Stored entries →
§ §
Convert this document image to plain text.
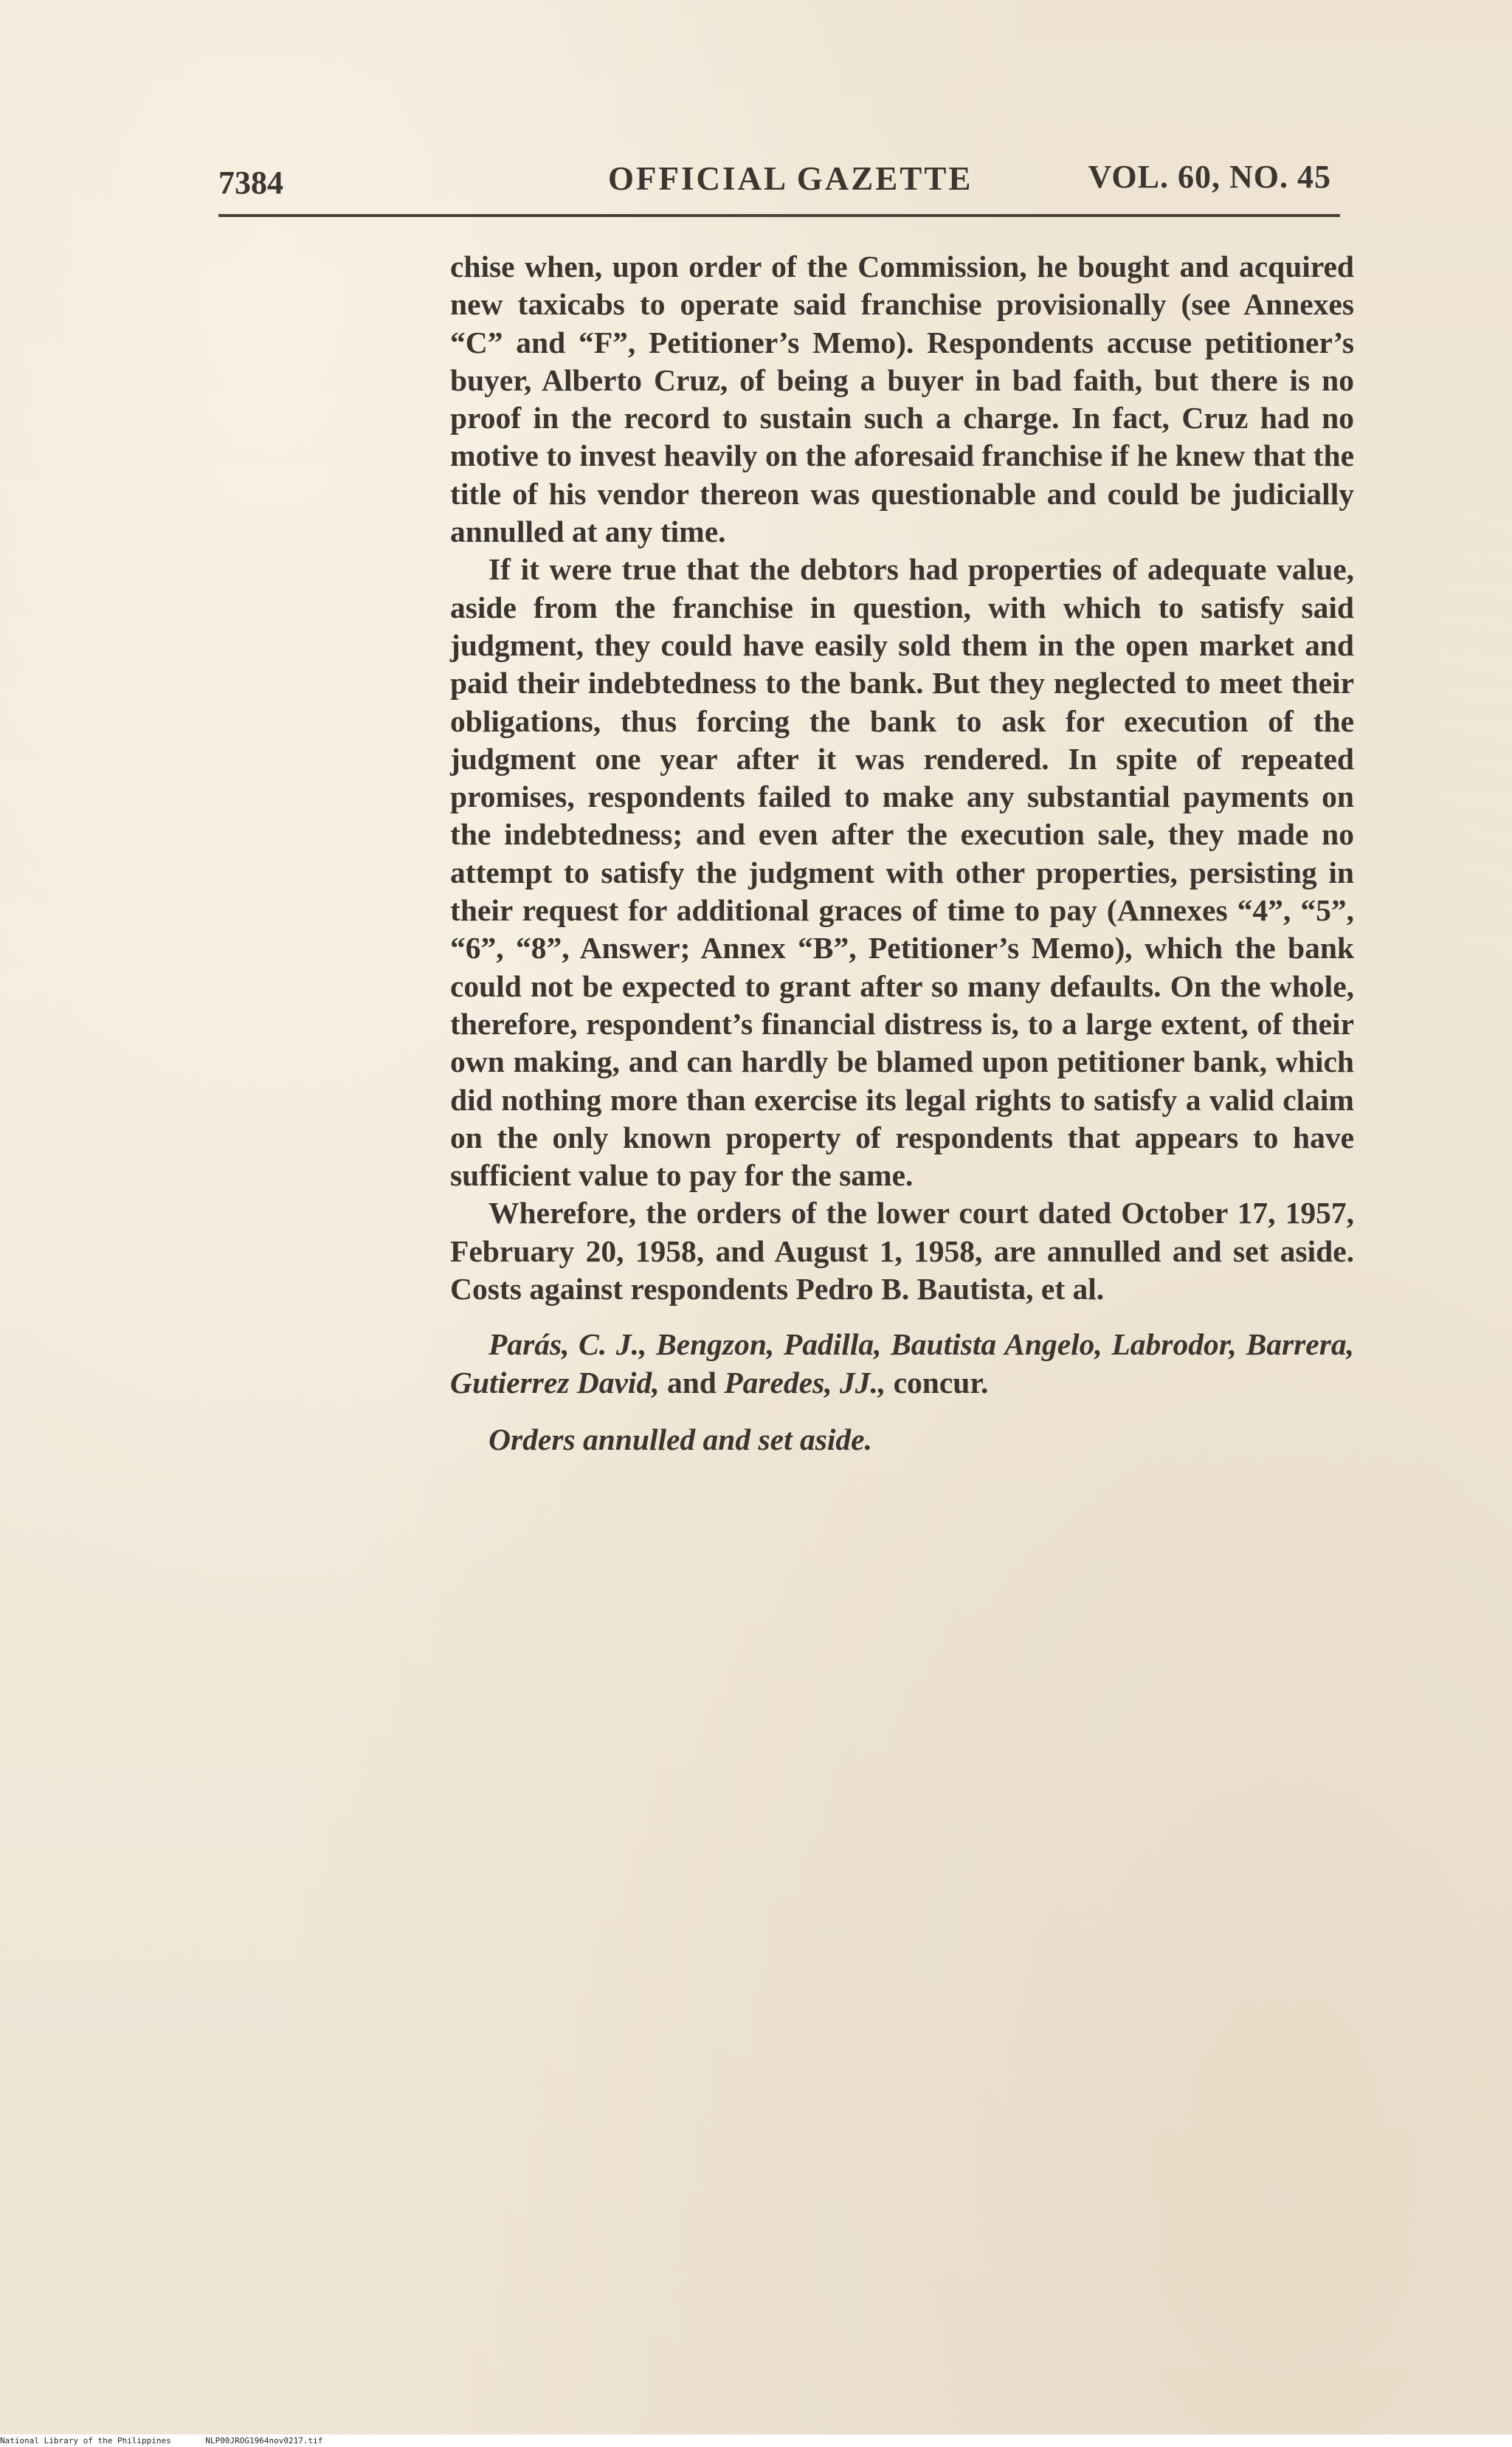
7384	OFFICIAL GAZETTE	VOL. 60, NO. 45

chise when, upon order of the Commission, he bought and acquired new taxicabs to operate said franchise provisionally (see Annexes “C” and “F”, Petitioner’s Memo). Respondents accuse petitioner’s buyer, Alberto Cruz, of being a buyer in bad faith, but there is no proof in the record to sustain such a charge. In fact, Cruz had no motive to invest heavily on the aforesaid franchise if he knew that the title of his vendor thereon was questionable and could be judicially annulled at any time.

If it were true that the debtors had properties of adequate value, aside from the franchise in question, with which to satisfy said judgment, they could have easily sold them in the open market and paid their indebtedness to the bank. But they neglected to meet their obligations, thus forcing the bank to ask for execution of the judgment one year after it was rendered. In spite of repeated promises, respondents failed to make any substantial payments on the indebtedness; and even after the execution sale, they made no attempt to satisfy the judgment with other properties, persisting in their request for additional graces of time to pay (Annexes “4”, “5”, “6”, “8”, Answer; Annex “B”, Petitioner’s Memo), which the bank could not be expected to grant after so many defaults. On the whole, therefore, respondent’s financial distress is, to a large extent, of their own making, and can hardly be blamed upon petitioner bank, which did nothing more than exercise its legal rights to satisfy a valid claim on the only known property of respondents that appears to have sufficient value to pay for the same.

Wherefore, the orders of the lower court dated October 17, 1957, February 20, 1958, and August 1, 1958, are annulled and set aside. Costs against respondents Pedro B. Bautista, et al.

Parás, C. J., Bengzon, Padilla, Bautista Angelo, Labrodor, Barrera, Gutierrez David, and Paredes, JJ., concur.

Orders annulled and set aside.

National Library of the Philippines	NLP00JROG1964nov0217.tif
§ §
Task prompt → Show every line in the entries where the string "Bautista" occurs.

Output for this task →
Wherefore, the orders of the lower court dated October 17, 1957, February 20, 1958, and August 1, 1958, are annulled and set aside. Costs against respondents Pedro B. Bautista, et al.
Parás, C. J., Bengzon, Padilla, Bautista Angelo, Labrodor, Barrera, Gutierrez David, and Paredes, JJ., concur.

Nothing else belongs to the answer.